What the task requires
Exactly as written, please set down all of the entries again, with no pictures.

Material for this exercise
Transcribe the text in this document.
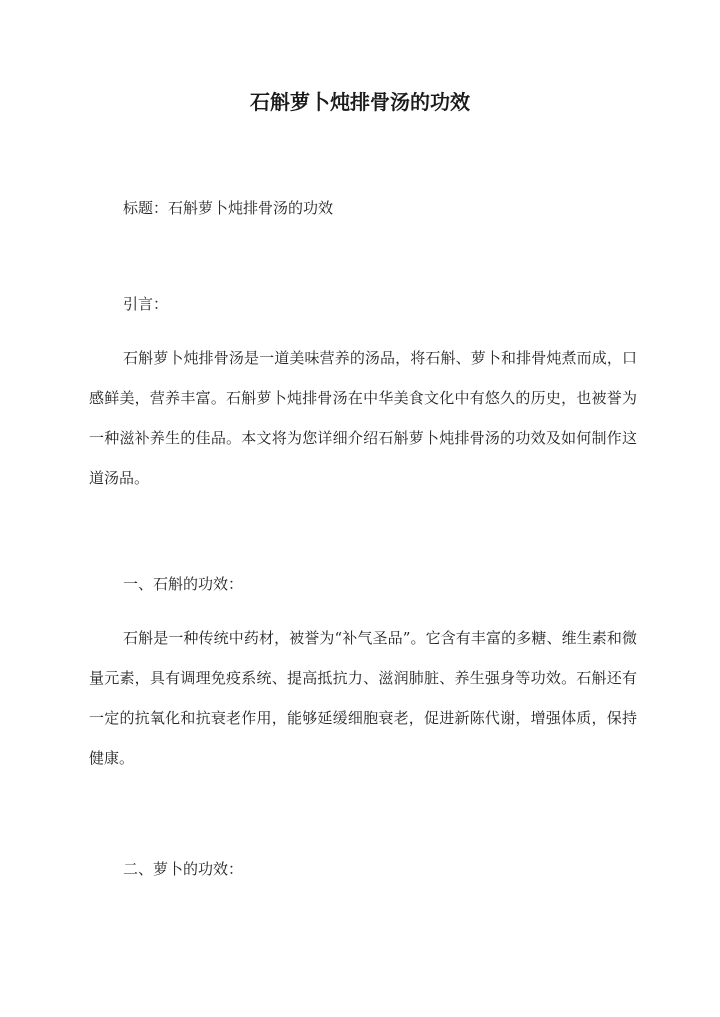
石斛萝卜炖排骨汤的功效
标题：石斛萝卜炖排骨汤的功效
引言：
石斛萝卜炖排骨汤是一道美味营养的汤品，将石斛、萝卜和排骨炖煮而成，口感鲜美，营养丰富。石斛萝卜炖排骨汤在中华美食文化中有悠久的历史，也被誉为一种滋补养生的佳品。本文将为您详细介绍石斛萝卜炖排骨汤的功效及如何制作这道汤品。
一、石斛的功效：
石斛是一种传统中药材，被誉为“补气圣品”。它含有丰富的多糖、维生素和微量元素，具有调理免疫系统、提高抵抗力、滋润肺脏、养生强身等功效。石斛还有一定的抗氧化和抗衰老作用，能够延缓细胞衰老，促进新陈代谢，增强体质，保持健康。
二、萝卜的功效：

Exercise output
Transcribe the text in this document.
石斛萝卜炖排骨汤的功效
标题：石斛萝卜炖排骨汤的功效
引言：
石斛萝卜炖排骨汤是一道美味营养的汤品，将石斛、萝卜和排骨炖煮而成，口感鲜美，营养丰富。石斛萝卜炖排骨汤在中华美食文化中有悠久的历史，也被誉为一种滋补养生的佳品。本文将为您详细介绍石斛萝卜炖排骨汤的功效及如何制作这道汤品。
一、石斛的功效：
石斛是一种传统中药材，被誉为“补气圣品”。它含有丰富的多糖、维生素和微量元素，具有调理免疫系统、提高抵抗力、滋润肺脏、养生强身等功效。石斛还有一定的抗氧化和抗衰老作用，能够延缓细胞衰老，促进新陈代谢，增强体质，保持健康。
二、萝卜的功效：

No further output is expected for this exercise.